- [Short exercise] Reproduce all the entries precisely.

:::

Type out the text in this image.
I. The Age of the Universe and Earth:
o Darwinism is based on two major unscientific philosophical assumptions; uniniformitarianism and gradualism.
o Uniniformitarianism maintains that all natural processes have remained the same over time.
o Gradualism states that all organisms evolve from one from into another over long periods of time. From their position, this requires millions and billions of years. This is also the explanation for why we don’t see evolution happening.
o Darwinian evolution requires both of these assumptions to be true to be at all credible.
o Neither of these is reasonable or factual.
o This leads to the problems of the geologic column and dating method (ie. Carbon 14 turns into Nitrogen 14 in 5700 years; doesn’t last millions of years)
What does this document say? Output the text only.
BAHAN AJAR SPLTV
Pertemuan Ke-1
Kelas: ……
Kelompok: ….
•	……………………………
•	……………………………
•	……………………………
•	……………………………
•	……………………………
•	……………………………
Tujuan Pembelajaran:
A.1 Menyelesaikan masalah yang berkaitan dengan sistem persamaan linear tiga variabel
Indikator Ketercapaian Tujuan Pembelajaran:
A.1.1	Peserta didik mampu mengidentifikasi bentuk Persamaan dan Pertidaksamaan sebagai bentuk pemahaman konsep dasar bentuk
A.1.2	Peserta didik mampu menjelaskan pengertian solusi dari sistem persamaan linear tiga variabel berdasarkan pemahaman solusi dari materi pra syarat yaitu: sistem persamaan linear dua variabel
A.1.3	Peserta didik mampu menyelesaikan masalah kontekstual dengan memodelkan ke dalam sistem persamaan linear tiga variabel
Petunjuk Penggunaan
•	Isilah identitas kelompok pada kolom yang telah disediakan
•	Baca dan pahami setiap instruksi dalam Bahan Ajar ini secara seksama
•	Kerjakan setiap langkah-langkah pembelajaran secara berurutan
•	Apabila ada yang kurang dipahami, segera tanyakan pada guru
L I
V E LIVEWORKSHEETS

:::

- [Finished exercise]
Type out the text in this image.
I. The Age of the Universe and Earth:
o Darwinism is based on two major unscientific philosophical assumptions; uniniformitarianism and gradualism.
o Uniniformitarianism maintains that all natural processes have remained the same over time.
o Gradualism states that all organisms evolve from one from into another over long periods of time. From their position, this requires millions and billions of years. This is also the explanation for why we don’t see evolution happening.
o Darwinian evolution requires both of these assumptions to be true to be at all credible.
o Neither of these is reasonable or factual.
o This leads to the problems of the geologic column and dating method (ie. Carbon 14 turns into Nitrogen 14 in 5700 years; doesn’t last millions of years)
What does this document say? Output the text only.
BAHAN AJAR SPLTV
Pertemuan Ke-1
Kelas: ……
Kelompok: ….
•	……………………………
•	……………………………
•	……………………………
•	……………………………
•	……………………………
•	……………………………
Tujuan Pembelajaran:
A.1 Menyelesaikan masalah yang berkaitan dengan sistem persamaan linear tiga variabel
Indikator Ketercapaian Tujuan Pembelajaran:
A.1.1	Peserta didik mampu mengidentifikasi bentuk Persamaan dan Pertidaksamaan sebagai bentuk pemahaman konsep dasar bentuk
A.1.2	Peserta didik mampu menjelaskan pengertian solusi dari sistem persamaan linear tiga variabel berdasarkan pemahaman solusi dari materi pra syarat yaitu: sistem persamaan linear dua variabel
A.1.3	Peserta didik mampu menyelesaikan masalah kontekstual dengan memodelkan ke dalam sistem persamaan linear tiga variabel
Petunjuk Penggunaan
•	Isilah identitas kelompok pada kolom yang telah disediakan
•	Baca dan pahami setiap instruksi dalam Bahan Ajar ini secara seksama
•	Kerjakan setiap langkah-langkah pembelajaran secara berurutan
•	Apabila ada yang kurang dipahami, segera tanyakan pada guru
L I
V E LIVEWORKSHEETS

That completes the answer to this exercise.